[Entries taken from a collection]
★ ★ ★ ★ ★

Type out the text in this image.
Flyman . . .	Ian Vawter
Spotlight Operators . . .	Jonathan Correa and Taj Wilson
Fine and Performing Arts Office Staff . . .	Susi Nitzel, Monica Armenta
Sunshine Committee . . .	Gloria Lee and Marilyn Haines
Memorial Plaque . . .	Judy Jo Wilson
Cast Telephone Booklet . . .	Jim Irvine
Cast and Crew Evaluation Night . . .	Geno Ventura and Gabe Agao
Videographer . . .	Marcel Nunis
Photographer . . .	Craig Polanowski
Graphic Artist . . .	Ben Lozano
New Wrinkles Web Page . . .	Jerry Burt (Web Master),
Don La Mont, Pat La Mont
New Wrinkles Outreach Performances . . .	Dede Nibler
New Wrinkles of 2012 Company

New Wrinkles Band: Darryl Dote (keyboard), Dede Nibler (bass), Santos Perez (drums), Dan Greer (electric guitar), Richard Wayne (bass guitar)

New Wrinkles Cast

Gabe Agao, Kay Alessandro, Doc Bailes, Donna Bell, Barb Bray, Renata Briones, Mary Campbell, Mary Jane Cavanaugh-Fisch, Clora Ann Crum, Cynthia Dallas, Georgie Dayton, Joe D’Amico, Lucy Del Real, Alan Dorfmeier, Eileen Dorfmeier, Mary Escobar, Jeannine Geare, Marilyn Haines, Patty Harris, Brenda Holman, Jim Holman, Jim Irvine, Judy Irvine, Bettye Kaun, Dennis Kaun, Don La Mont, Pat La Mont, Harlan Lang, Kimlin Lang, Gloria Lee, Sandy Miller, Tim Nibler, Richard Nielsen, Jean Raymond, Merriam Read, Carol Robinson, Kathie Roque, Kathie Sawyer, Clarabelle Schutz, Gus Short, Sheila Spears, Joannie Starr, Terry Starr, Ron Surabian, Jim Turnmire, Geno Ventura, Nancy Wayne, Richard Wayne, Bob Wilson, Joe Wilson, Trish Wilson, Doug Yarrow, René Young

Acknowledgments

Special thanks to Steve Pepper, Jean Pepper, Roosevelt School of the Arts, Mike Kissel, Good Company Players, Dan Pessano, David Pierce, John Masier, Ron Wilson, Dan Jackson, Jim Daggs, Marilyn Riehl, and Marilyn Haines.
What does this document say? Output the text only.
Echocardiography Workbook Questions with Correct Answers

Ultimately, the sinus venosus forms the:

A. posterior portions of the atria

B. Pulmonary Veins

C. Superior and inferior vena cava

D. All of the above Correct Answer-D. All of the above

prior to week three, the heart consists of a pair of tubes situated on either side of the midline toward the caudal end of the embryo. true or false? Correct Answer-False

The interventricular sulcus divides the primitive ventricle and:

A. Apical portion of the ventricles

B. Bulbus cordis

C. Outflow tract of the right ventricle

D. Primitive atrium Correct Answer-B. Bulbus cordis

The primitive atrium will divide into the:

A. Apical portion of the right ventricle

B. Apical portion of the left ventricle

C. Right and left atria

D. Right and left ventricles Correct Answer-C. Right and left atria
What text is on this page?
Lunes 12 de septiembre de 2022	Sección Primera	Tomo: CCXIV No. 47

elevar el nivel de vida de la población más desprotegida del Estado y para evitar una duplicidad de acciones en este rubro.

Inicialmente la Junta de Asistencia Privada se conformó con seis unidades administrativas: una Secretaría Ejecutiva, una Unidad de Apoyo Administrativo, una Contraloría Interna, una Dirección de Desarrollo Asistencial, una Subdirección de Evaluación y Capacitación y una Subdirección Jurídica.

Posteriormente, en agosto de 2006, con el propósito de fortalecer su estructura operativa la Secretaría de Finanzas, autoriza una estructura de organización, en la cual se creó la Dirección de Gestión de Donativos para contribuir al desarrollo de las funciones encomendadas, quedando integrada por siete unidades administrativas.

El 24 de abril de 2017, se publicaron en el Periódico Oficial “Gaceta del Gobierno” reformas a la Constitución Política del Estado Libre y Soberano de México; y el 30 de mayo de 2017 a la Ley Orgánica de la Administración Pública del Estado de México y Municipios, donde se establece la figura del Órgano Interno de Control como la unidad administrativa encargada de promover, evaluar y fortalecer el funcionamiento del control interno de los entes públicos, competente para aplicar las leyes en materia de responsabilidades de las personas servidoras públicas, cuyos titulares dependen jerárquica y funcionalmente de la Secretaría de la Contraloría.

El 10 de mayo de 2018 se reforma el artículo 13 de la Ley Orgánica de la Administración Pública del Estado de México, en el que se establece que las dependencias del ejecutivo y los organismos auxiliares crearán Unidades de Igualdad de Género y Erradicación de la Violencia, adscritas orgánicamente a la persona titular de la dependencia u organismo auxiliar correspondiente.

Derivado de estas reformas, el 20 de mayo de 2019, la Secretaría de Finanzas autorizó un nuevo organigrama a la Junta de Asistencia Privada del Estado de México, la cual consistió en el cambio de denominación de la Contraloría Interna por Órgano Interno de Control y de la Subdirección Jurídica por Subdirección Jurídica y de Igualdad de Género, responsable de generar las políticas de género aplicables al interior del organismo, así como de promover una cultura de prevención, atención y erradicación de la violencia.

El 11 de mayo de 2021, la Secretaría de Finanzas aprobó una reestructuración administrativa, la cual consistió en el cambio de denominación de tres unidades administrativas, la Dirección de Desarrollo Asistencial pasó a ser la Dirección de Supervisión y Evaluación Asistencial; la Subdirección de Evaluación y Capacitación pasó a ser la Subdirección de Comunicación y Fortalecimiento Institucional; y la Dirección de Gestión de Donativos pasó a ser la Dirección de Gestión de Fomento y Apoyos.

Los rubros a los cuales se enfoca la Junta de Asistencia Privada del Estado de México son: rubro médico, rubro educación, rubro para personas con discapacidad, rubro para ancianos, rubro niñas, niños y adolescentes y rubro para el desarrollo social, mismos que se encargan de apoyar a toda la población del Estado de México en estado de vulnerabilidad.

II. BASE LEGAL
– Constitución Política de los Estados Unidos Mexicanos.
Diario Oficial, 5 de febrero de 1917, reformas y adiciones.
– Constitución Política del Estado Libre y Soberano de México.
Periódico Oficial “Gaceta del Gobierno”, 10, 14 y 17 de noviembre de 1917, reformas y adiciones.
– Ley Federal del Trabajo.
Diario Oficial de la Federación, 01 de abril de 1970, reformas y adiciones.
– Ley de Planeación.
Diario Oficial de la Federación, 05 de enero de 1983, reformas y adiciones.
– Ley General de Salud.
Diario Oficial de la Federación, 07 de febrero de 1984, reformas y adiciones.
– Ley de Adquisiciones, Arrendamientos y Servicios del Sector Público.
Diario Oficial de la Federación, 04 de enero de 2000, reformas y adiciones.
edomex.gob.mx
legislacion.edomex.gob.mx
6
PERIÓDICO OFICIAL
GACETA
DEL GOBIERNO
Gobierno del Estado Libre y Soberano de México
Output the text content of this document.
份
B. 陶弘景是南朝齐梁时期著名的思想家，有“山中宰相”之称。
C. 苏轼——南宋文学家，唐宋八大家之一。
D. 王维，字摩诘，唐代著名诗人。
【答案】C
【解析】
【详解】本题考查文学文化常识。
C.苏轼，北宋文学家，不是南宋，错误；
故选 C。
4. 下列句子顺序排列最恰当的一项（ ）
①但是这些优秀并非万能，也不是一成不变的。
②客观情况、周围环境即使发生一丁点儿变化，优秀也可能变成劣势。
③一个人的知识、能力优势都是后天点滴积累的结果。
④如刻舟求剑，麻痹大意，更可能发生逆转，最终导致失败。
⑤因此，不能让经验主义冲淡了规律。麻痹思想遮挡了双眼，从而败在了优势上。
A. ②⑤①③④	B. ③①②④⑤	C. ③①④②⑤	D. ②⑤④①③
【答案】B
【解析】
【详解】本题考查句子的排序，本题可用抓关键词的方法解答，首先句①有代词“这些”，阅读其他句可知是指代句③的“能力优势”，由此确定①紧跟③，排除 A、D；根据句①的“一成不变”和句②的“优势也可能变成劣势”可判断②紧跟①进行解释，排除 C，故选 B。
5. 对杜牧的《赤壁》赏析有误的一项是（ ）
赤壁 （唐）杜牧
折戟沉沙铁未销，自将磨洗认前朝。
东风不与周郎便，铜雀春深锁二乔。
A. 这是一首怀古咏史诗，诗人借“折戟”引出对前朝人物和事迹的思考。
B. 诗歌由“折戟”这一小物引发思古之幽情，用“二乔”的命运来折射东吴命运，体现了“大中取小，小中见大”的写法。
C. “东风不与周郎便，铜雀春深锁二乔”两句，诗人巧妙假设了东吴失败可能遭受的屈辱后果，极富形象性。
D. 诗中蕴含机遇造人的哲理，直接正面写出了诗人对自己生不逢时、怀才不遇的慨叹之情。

★ ★ ★ ★ ★

• Task brief
From the entries above, pull out each line that includes "población".

• Task response
elevar el nivel de vida de la población más desprotegida del Estado y para evitar una duplicidad de acciones en este rubro.
Los rubros a los cuales se enfoca la Junta de Asistencia Privada del Estado de México son: rubro médico, rubro educación, rubro para personas con discapacidad, rubro para ancianos, rubro niñas, niños y adolescentes y rubro para el desarrollo social, mismos que se encargan de apoyar a toda la población del Estado de México en estado de vulnerabilidad.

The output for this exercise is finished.